**Prompt:**
Each line containing the word "JSON" should be found and copied.

**Records:**
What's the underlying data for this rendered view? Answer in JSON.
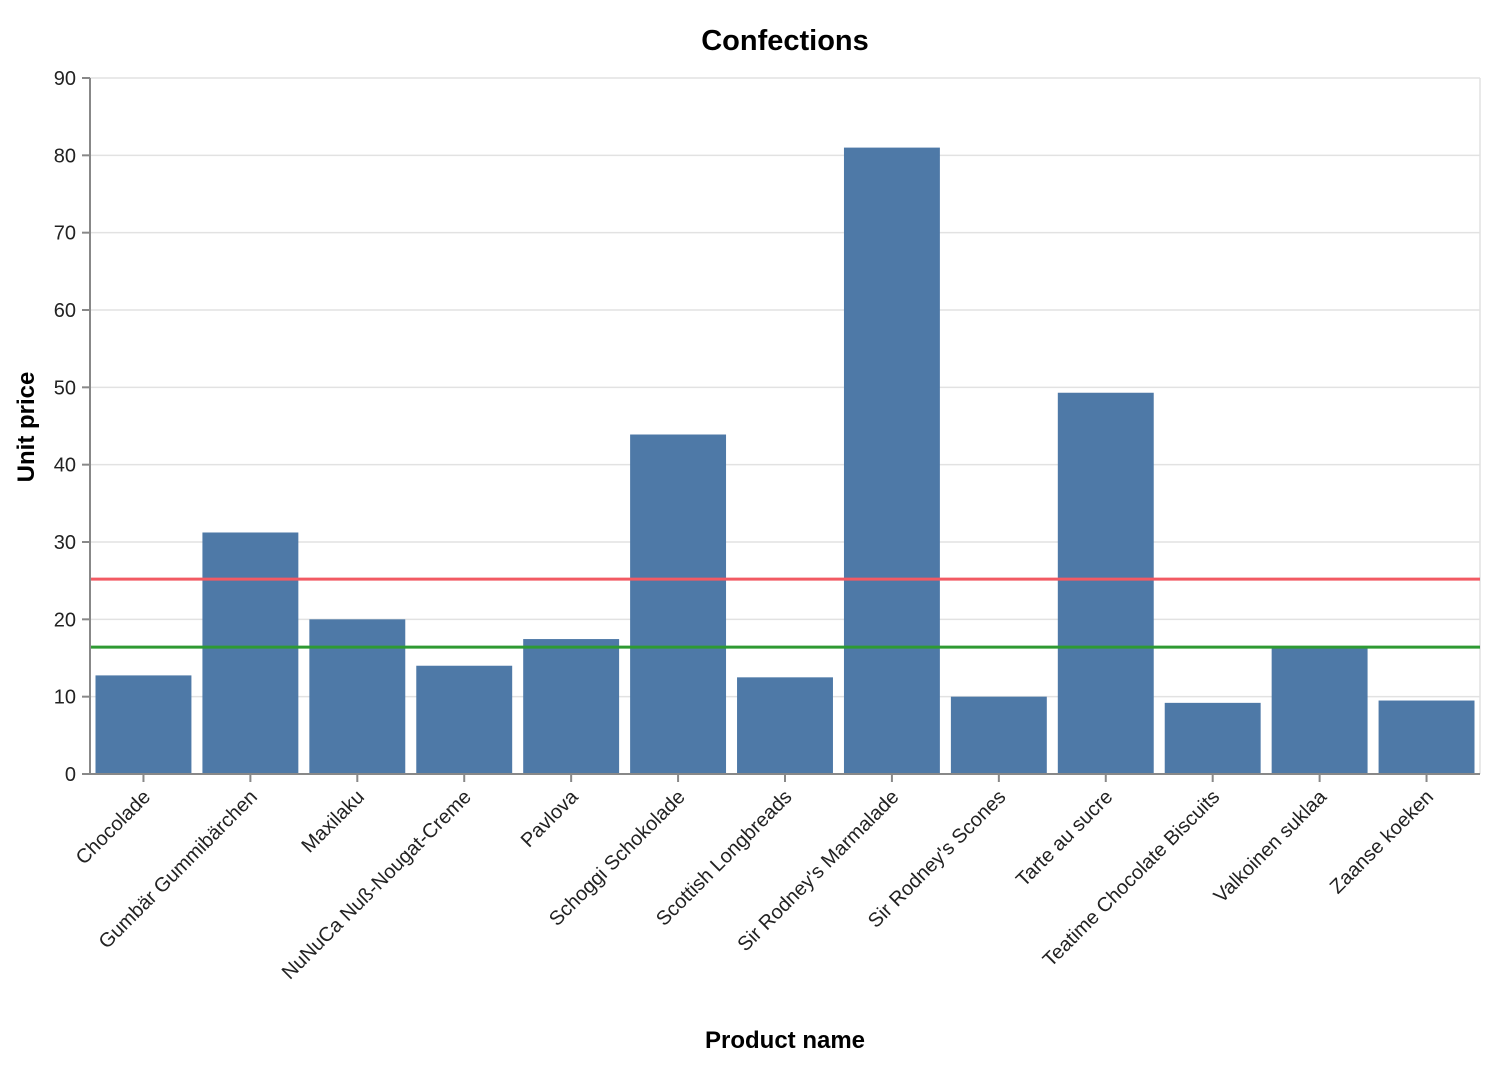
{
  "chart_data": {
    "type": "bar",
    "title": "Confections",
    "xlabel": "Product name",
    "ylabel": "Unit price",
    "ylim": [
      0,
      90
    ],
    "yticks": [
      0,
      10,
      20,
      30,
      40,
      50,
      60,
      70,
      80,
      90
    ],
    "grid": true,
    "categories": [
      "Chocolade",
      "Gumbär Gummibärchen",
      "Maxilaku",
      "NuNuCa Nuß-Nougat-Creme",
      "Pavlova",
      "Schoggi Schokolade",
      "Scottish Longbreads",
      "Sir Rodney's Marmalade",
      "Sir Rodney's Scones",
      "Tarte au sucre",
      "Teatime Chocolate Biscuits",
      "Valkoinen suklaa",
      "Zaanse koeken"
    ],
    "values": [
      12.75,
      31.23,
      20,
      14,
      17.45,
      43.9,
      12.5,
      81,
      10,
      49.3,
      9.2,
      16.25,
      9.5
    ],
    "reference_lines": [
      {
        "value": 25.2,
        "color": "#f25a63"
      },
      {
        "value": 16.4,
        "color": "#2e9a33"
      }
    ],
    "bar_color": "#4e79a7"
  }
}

---

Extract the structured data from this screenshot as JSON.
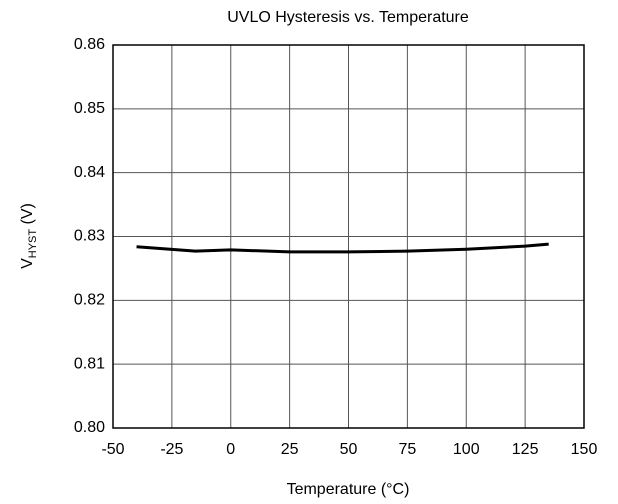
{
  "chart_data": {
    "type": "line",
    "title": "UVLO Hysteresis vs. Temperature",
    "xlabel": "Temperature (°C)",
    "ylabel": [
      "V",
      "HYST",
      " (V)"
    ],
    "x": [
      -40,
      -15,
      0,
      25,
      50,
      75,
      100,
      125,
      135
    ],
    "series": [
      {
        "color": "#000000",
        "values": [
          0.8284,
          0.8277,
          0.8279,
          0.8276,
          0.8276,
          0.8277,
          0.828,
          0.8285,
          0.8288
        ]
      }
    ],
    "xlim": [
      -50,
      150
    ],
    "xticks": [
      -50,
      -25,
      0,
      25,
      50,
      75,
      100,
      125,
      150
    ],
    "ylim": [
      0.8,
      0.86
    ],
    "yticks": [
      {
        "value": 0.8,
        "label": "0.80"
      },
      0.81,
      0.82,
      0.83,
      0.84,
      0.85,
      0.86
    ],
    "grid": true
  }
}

...

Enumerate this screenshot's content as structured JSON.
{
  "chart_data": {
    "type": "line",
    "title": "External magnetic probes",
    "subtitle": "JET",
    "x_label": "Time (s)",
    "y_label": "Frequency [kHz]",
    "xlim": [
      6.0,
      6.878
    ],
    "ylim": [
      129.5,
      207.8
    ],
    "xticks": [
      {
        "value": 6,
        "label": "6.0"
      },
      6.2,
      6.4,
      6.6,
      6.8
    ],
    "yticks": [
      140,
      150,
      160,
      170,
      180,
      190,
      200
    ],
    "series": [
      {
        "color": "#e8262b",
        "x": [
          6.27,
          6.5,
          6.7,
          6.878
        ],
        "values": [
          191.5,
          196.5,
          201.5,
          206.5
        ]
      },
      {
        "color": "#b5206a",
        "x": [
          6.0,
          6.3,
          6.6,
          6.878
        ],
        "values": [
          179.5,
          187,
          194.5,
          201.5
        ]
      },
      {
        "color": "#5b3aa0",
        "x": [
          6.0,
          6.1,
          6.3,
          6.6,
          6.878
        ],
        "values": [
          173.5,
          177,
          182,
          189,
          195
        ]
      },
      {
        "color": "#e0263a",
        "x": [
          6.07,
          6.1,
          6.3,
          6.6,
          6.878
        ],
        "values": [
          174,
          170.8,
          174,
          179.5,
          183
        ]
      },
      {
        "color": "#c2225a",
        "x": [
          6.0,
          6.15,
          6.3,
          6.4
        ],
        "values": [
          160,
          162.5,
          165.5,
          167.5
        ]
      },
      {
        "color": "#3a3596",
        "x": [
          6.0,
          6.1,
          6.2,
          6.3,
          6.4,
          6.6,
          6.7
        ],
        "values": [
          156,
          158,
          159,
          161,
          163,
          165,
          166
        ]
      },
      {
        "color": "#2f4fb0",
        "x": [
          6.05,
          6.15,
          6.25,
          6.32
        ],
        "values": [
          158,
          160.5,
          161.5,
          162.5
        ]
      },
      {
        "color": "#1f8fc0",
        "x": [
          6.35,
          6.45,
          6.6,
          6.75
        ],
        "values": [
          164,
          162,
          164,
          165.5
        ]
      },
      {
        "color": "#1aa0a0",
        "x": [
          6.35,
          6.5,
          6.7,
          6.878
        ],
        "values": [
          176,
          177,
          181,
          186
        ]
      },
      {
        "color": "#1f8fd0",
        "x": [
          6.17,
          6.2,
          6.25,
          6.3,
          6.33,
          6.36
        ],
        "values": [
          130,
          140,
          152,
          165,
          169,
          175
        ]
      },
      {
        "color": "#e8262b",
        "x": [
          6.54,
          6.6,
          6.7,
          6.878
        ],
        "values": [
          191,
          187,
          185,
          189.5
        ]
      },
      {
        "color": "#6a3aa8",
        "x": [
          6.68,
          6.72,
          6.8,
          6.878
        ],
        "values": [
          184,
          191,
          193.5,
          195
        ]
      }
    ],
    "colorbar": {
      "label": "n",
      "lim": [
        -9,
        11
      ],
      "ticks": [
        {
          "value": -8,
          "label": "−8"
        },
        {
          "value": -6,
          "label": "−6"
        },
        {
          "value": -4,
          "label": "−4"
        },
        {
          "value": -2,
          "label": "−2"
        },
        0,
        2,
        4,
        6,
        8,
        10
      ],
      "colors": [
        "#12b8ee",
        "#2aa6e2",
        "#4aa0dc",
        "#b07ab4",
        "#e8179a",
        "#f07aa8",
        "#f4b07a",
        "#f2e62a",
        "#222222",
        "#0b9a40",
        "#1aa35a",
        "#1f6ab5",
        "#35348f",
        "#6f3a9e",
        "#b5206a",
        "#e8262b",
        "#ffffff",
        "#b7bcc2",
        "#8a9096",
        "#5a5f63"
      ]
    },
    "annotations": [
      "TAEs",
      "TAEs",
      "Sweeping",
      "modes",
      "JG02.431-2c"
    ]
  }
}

**Finished answer:**
What's the underlying data for this rendered view? Answer in JSON.
Extract the structured data from this screenshot as JSON.
Enumerate this screenshot's content as structured JSON.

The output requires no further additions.